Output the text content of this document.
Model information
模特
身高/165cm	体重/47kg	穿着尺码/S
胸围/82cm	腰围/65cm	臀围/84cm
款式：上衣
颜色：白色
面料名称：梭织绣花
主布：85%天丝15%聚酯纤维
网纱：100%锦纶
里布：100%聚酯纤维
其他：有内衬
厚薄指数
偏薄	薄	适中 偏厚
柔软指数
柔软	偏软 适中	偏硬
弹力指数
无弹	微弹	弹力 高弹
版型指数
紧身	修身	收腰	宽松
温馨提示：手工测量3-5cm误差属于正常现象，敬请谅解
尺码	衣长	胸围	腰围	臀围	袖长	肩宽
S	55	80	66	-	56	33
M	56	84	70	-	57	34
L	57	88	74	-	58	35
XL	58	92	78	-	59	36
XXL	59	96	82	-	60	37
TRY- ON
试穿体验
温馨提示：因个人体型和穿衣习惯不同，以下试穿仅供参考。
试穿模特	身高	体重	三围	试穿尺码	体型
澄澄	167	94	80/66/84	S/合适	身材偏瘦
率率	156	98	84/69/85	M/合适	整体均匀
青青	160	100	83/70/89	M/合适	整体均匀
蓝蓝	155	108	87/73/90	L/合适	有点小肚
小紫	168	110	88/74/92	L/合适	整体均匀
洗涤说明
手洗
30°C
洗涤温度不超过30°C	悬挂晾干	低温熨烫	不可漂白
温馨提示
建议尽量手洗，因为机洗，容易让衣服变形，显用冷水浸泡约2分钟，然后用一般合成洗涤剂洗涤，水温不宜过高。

§ Aim of the exercise: Retype the whole listing above exactly.

§ Answer for this exercise:
Output the text content of this document.
Model information
模特
身高/165cm	体重/47kg	穿着尺码/S
胸围/82cm	腰围/65cm	臀围/84cm
款式：上衣
颜色：白色
面料名称：梭织绣花
主布：85%天丝15%聚酯纤维
网纱：100%锦纶
里布：100%聚酯纤维
其他：有内衬
厚薄指数
偏薄	薄	适中 偏厚
柔软指数
柔软	偏软 适中	偏硬
弹力指数
无弹	微弹	弹力 高弹
版型指数
紧身	修身	收腰	宽松
温馨提示：手工测量3-5cm误差属于正常现象，敬请谅解
尺码	衣长	胸围	腰围	臀围	袖长	肩宽
S	55	80	66	-	56	33
M	56	84	70	-	57	34
L	57	88	74	-	58	35
XL	58	92	78	-	59	36
XXL	59	96	82	-	60	37
TRY- ON
试穿体验
温馨提示：因个人体型和穿衣习惯不同，以下试穿仅供参考。
试穿模特	身高	体重	三围	试穿尺码	体型
澄澄	167	94	80/66/84	S/合适	身材偏瘦
率率	156	98	84/69/85	M/合适	整体均匀
青青	160	100	83/70/89	M/合适	整体均匀
蓝蓝	155	108	87/73/90	L/合适	有点小肚
小紫	168	110	88/74/92	L/合适	整体均匀
洗涤说明
手洗
30°C
洗涤温度不超过30°C	悬挂晾干	低温熨烫	不可漂白
温馨提示
建议尽量手洗，因为机洗，容易让衣服变形，显用冷水浸泡约2分钟，然后用一般合成洗涤剂洗涤，水温不宜过高。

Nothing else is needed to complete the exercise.